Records
□ □ □ □ □ □ □
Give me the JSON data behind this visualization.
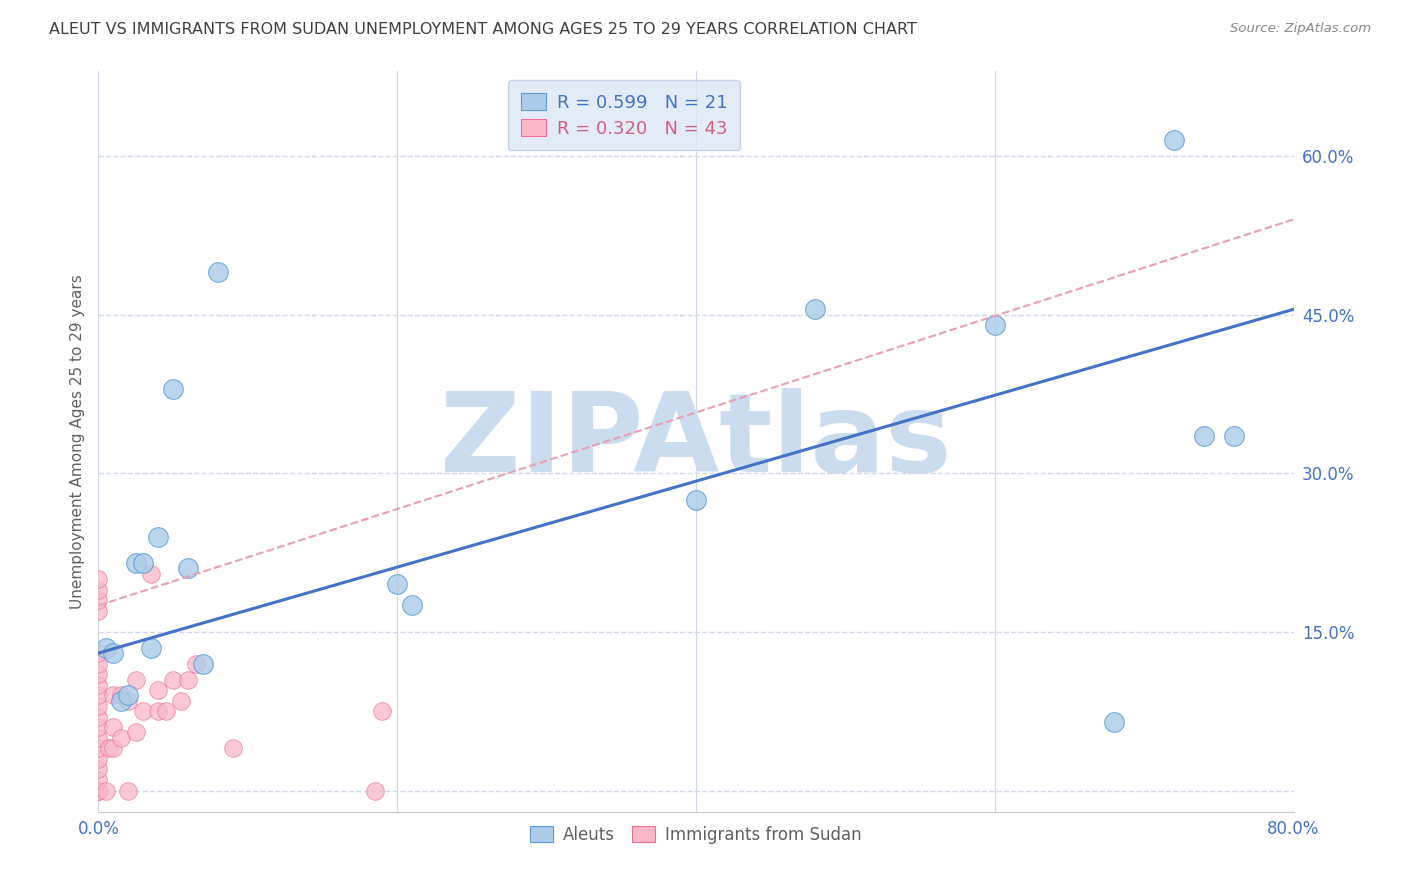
{
  "title": "ALEUT VS IMMIGRANTS FROM SUDAN UNEMPLOYMENT AMONG AGES 25 TO 29 YEARS CORRELATION CHART",
  "source": "Source: ZipAtlas.com",
  "ylabel": "Unemployment Among Ages 25 to 29 years",
  "xlim": [
    0.0,
    0.8
  ],
  "ylim": [
    -0.02,
    0.68
  ],
  "x_ticks": [
    0.0,
    0.2,
    0.4,
    0.6,
    0.8
  ],
  "x_tick_labels": [
    "0.0%",
    "",
    "",
    "",
    "80.0%"
  ],
  "y_ticks": [
    0.0,
    0.15,
    0.3,
    0.45,
    0.6
  ],
  "y_tick_labels": [
    "",
    "15.0%",
    "30.0%",
    "45.0%",
    "60.0%"
  ],
  "aleuts_R": 0.599,
  "aleuts_N": 21,
  "sudan_R": 0.32,
  "sudan_N": 43,
  "aleuts_color": "#aacce8",
  "sudan_color": "#f9b8c8",
  "aleuts_edge_color": "#5b9bd5",
  "sudan_edge_color": "#e87090",
  "aleuts_line_color": "#4472c4",
  "sudan_line_color": "#e8a0b4",
  "watermark": "ZIPAtlas",
  "watermark_color": "#ccdcef",
  "aleuts_x": [
    0.005,
    0.01,
    0.015,
    0.02,
    0.025,
    0.03,
    0.035,
    0.04,
    0.05,
    0.06,
    0.07,
    0.08,
    0.2,
    0.21,
    0.4,
    0.48,
    0.6,
    0.68,
    0.74,
    0.76,
    0.72
  ],
  "aleuts_y": [
    0.135,
    0.13,
    0.085,
    0.09,
    0.215,
    0.215,
    0.135,
    0.24,
    0.38,
    0.21,
    0.12,
    0.49,
    0.195,
    0.175,
    0.275,
    0.455,
    0.44,
    0.065,
    0.335,
    0.335,
    0.615
  ],
  "sudan_x": [
    0.0,
    0.0,
    0.0,
    0.0,
    0.0,
    0.0,
    0.0,
    0.0,
    0.0,
    0.0,
    0.0,
    0.0,
    0.0,
    0.0,
    0.0,
    0.0,
    0.0,
    0.0,
    0.0,
    0.0,
    0.005,
    0.007,
    0.01,
    0.01,
    0.01,
    0.015,
    0.015,
    0.02,
    0.02,
    0.025,
    0.025,
    0.03,
    0.035,
    0.04,
    0.04,
    0.045,
    0.05,
    0.055,
    0.06,
    0.065,
    0.09,
    0.185,
    0.19
  ],
  "sudan_y": [
    0.0,
    0.0,
    0.0,
    0.01,
    0.02,
    0.03,
    0.04,
    0.05,
    0.06,
    0.07,
    0.08,
    0.09,
    0.1,
    0.11,
    0.12,
    0.13,
    0.17,
    0.18,
    0.19,
    0.2,
    0.0,
    0.04,
    0.04,
    0.06,
    0.09,
    0.05,
    0.09,
    0.0,
    0.085,
    0.055,
    0.105,
    0.075,
    0.205,
    0.075,
    0.095,
    0.075,
    0.105,
    0.085,
    0.105,
    0.12,
    0.04,
    0.0,
    0.075
  ],
  "background_color": "#ffffff",
  "grid_color": "#d0d8ea",
  "tick_color": "#4472c4",
  "title_color": "#404040",
  "legend_box_color": "#dde8f4",
  "aleuts_line_start_y": 0.13,
  "aleuts_line_end_y": 0.455,
  "sudan_line_start_y": 0.175,
  "sudan_line_end_y": 0.54
}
□ □ □ □ □ □ □
Objective: Restate the whole listing above exactly, please, omitting every image.

Answer to the problem:
Give me the JSON data behind this visualization.
{
  "title": "ALEUT VS IMMIGRANTS FROM SUDAN UNEMPLOYMENT AMONG AGES 25 TO 29 YEARS CORRELATION CHART",
  "source": "Source: ZipAtlas.com",
  "ylabel": "Unemployment Among Ages 25 to 29 years",
  "xlim": [
    0.0,
    0.8
  ],
  "ylim": [
    -0.02,
    0.68
  ],
  "x_ticks": [
    0.0,
    0.2,
    0.4,
    0.6,
    0.8
  ],
  "x_tick_labels": [
    "0.0%",
    "",
    "",
    "",
    "80.0%"
  ],
  "y_ticks": [
    0.0,
    0.15,
    0.3,
    0.45,
    0.6
  ],
  "y_tick_labels": [
    "",
    "15.0%",
    "30.0%",
    "45.0%",
    "60.0%"
  ],
  "aleuts_R": 0.599,
  "aleuts_N": 21,
  "sudan_R": 0.32,
  "sudan_N": 43,
  "aleuts_color": "#aacce8",
  "sudan_color": "#f9b8c8",
  "aleuts_edge_color": "#5b9bd5",
  "sudan_edge_color": "#e87090",
  "aleuts_line_color": "#4472c4",
  "sudan_line_color": "#e8a0b4",
  "watermark": "ZIPAtlas",
  "watermark_color": "#ccdcef",
  "aleuts_x": [
    0.005,
    0.01,
    0.015,
    0.02,
    0.025,
    0.03,
    0.035,
    0.04,
    0.05,
    0.06,
    0.07,
    0.08,
    0.2,
    0.21,
    0.4,
    0.48,
    0.6,
    0.68,
    0.74,
    0.76,
    0.72
  ],
  "aleuts_y": [
    0.135,
    0.13,
    0.085,
    0.09,
    0.215,
    0.215,
    0.135,
    0.24,
    0.38,
    0.21,
    0.12,
    0.49,
    0.195,
    0.175,
    0.275,
    0.455,
    0.44,
    0.065,
    0.335,
    0.335,
    0.615
  ],
  "sudan_x": [
    0.0,
    0.0,
    0.0,
    0.0,
    0.0,
    0.0,
    0.0,
    0.0,
    0.0,
    0.0,
    0.0,
    0.0,
    0.0,
    0.0,
    0.0,
    0.0,
    0.0,
    0.0,
    0.0,
    0.0,
    0.005,
    0.007,
    0.01,
    0.01,
    0.01,
    0.015,
    0.015,
    0.02,
    0.02,
    0.025,
    0.025,
    0.03,
    0.035,
    0.04,
    0.04,
    0.045,
    0.05,
    0.055,
    0.06,
    0.065,
    0.09,
    0.185,
    0.19
  ],
  "sudan_y": [
    0.0,
    0.0,
    0.0,
    0.01,
    0.02,
    0.03,
    0.04,
    0.05,
    0.06,
    0.07,
    0.08,
    0.09,
    0.1,
    0.11,
    0.12,
    0.13,
    0.17,
    0.18,
    0.19,
    0.2,
    0.0,
    0.04,
    0.04,
    0.06,
    0.09,
    0.05,
    0.09,
    0.0,
    0.085,
    0.055,
    0.105,
    0.075,
    0.205,
    0.075,
    0.095,
    0.075,
    0.105,
    0.085,
    0.105,
    0.12,
    0.04,
    0.0,
    0.075
  ],
  "background_color": "#ffffff",
  "grid_color": "#d0d8ea",
  "tick_color": "#4472c4",
  "title_color": "#404040",
  "legend_box_color": "#dde8f4",
  "aleuts_line_start_y": 0.13,
  "aleuts_line_end_y": 0.455,
  "sudan_line_start_y": 0.175,
  "sudan_line_end_y": 0.54
}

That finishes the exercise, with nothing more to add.